Directions: Find each line with the string "switch" and report it.

Recorded data:

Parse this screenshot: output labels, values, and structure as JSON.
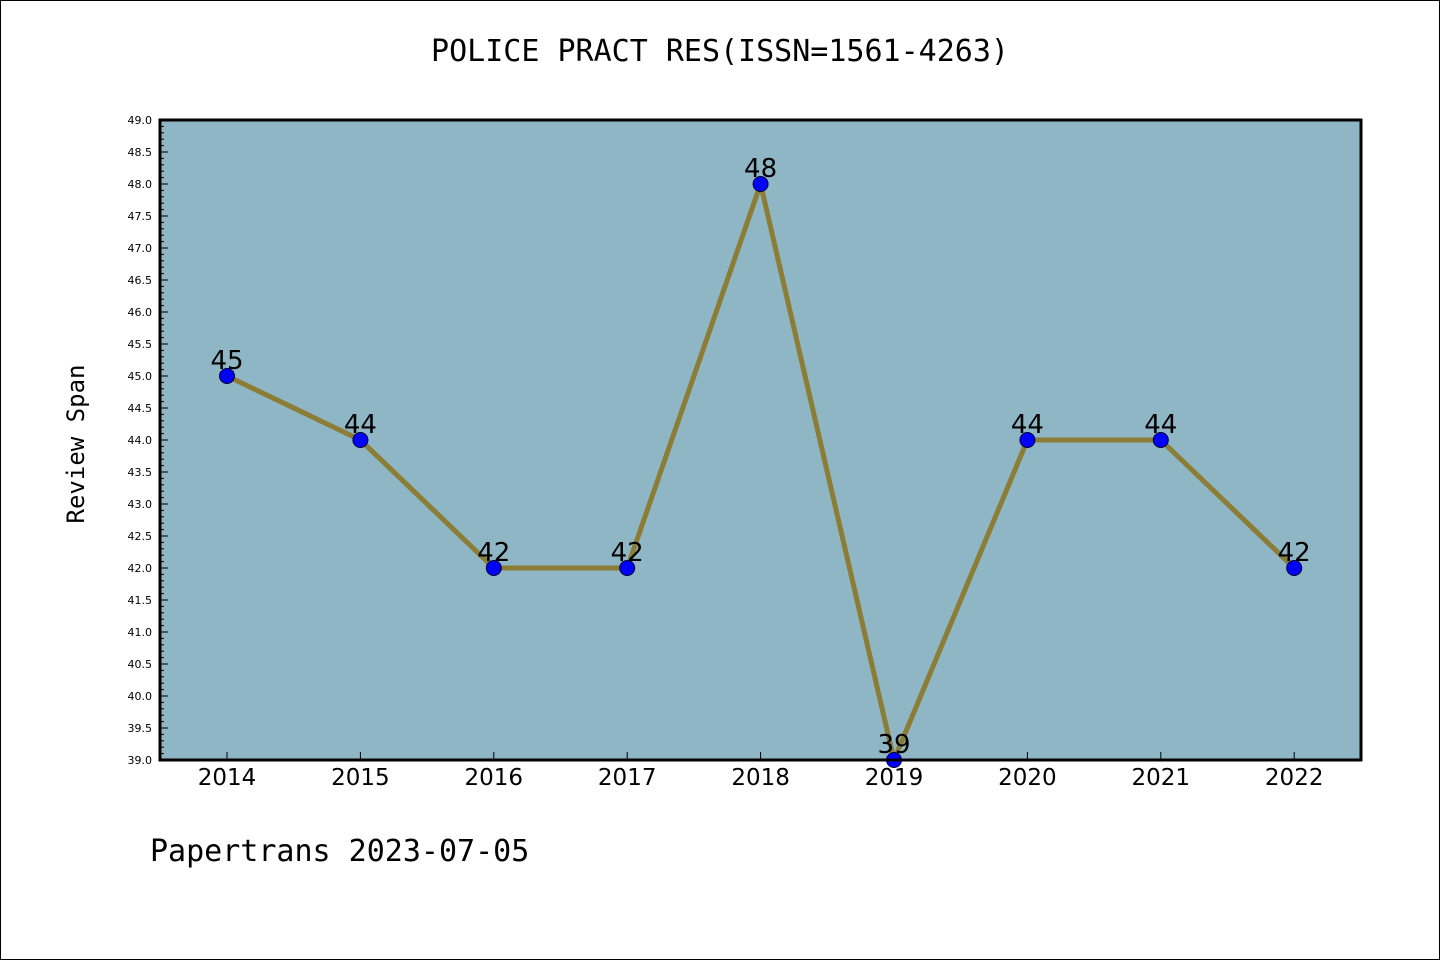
{
  "page": {
    "footer": "Papertrans 2023-07-05"
  },
  "colors": {
    "plot_bg": "#8fb6c4",
    "line": "#8b7d35",
    "marker": "#0000ff",
    "axis": "#000000"
  },
  "chart_data": {
    "type": "line",
    "title": "POLICE PRACT RES(ISSN=1561-4263)",
    "xlabel": "",
    "ylabel": "Review Span",
    "categories": [
      "2014",
      "2015",
      "2016",
      "2017",
      "2018",
      "2019",
      "2020",
      "2021",
      "2022"
    ],
    "series": [
      {
        "values": [
          45,
          44,
          42,
          42,
          48,
          39,
          44,
          44,
          42
        ]
      }
    ],
    "data_labels": [
      "45",
      "44",
      "42",
      "42",
      "48",
      "39",
      "44",
      "44",
      "42"
    ],
    "ylim": [
      39.0,
      49.0
    ],
    "yticks": [
      "39.0",
      "39.5",
      "40.0",
      "40.5",
      "41.0",
      "41.5",
      "42.0",
      "42.5",
      "43.0",
      "43.5",
      "44.0",
      "44.5",
      "45.0",
      "45.5",
      "46.0",
      "46.5",
      "47.0",
      "47.5",
      "48.0",
      "48.5",
      "49.0"
    ],
    "grid": false,
    "legend": "none"
  }
}
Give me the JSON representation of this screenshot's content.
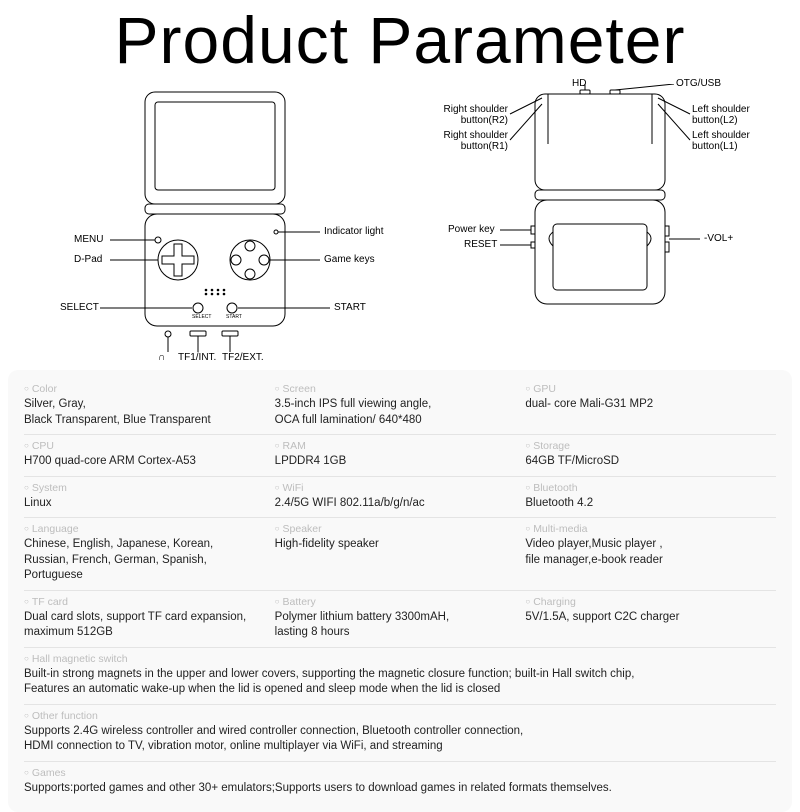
{
  "title": "Product Parameter",
  "front_labels": {
    "menu": "MENU",
    "dpad": "D-Pad",
    "select": "SELECT",
    "headphone": "♫",
    "tf1": "TF1/INT.",
    "tf2": "TF2/EXT.",
    "start": "START",
    "indicator": "Indicator light",
    "gamekeys": "Game keys"
  },
  "back_labels": {
    "hd": "HD",
    "r2": "Right shoulder\nbutton(R2)",
    "r1": "Right shoulder\nbutton(R1)",
    "otg": "OTG/USB",
    "l2": "Left shoulder\nbutton(L2)",
    "l1": "Left shoulder\nbutton(L1)",
    "powerkey": "Power key",
    "reset": "RESET",
    "vol": "-VOL+"
  },
  "specs": [
    [
      {
        "label": "Color",
        "value": "Silver, Gray,\nBlack Transparent, Blue Transparent"
      },
      {
        "label": "Screen",
        "value": "3.5-inch IPS full viewing angle,\nOCA full lamination/ 640*480"
      },
      {
        "label": "GPU",
        "value": "dual- core Mali-G31 MP2"
      }
    ],
    [
      {
        "label": "CPU",
        "value": "H700 quad-core ARM Cortex-A53"
      },
      {
        "label": "RAM",
        "value": "LPDDR4  1GB"
      },
      {
        "label": "Storage",
        "value": "64GB TF/MicroSD"
      }
    ],
    [
      {
        "label": "System",
        "value": "Linux"
      },
      {
        "label": "WiFi",
        "value": "2.4/5G WIFI 802.11a/b/g/n/ac"
      },
      {
        "label": "Bluetooth",
        "value": "Bluetooth 4.2"
      }
    ],
    [
      {
        "label": "Language",
        "value": "Chinese, English, Japanese, Korean,\nRussian, French, German, Spanish, Portuguese"
      },
      {
        "label": "Speaker",
        "value": "High-fidelity speaker"
      },
      {
        "label": "Multi-media",
        "value": "Video  player,Music player ,\nfile manager,e-book reader"
      }
    ],
    [
      {
        "label": "TF card",
        "value": "Dual card slots, support TF card expansion,\nmaximum 512GB"
      },
      {
        "label": "Battery",
        "value": "Polymer lithium battery 3300mAH,\nlasting 8 hours"
      },
      {
        "label": "Charging",
        "value": "5V/1.5A, support C2C charger"
      }
    ],
    [
      {
        "label": "Hall magnetic switch",
        "value": "Built-in strong magnets in the upper and lower covers, supporting the magnetic closure function; built-in Hall switch chip,\nFeatures an automatic wake-up when the lid is opened and sleep mode when the lid is closed",
        "full": true
      }
    ],
    [
      {
        "label": "Other function",
        "value": "Supports 2.4G wireless controller and wired controller connection, Bluetooth controller connection,\nHDMI connection to TV, vibration motor, online multiplayer via WiFi, and streaming",
        "full": true
      }
    ],
    [
      {
        "label": "Games",
        "value": "Supports:ported games and other 30+ emulators;Supports users to download games in related formats themselves.",
        "full": true
      }
    ]
  ]
}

Exercise response:
        "label": "Hall magnetic switch",
        "value": "Built-in strong magnets in the upper and lower covers, supporting the magnetic closure function; built-in Hall switch chip,\nFeatures an automatic wake-up when the lid is opened and sleep mode when the lid is closed",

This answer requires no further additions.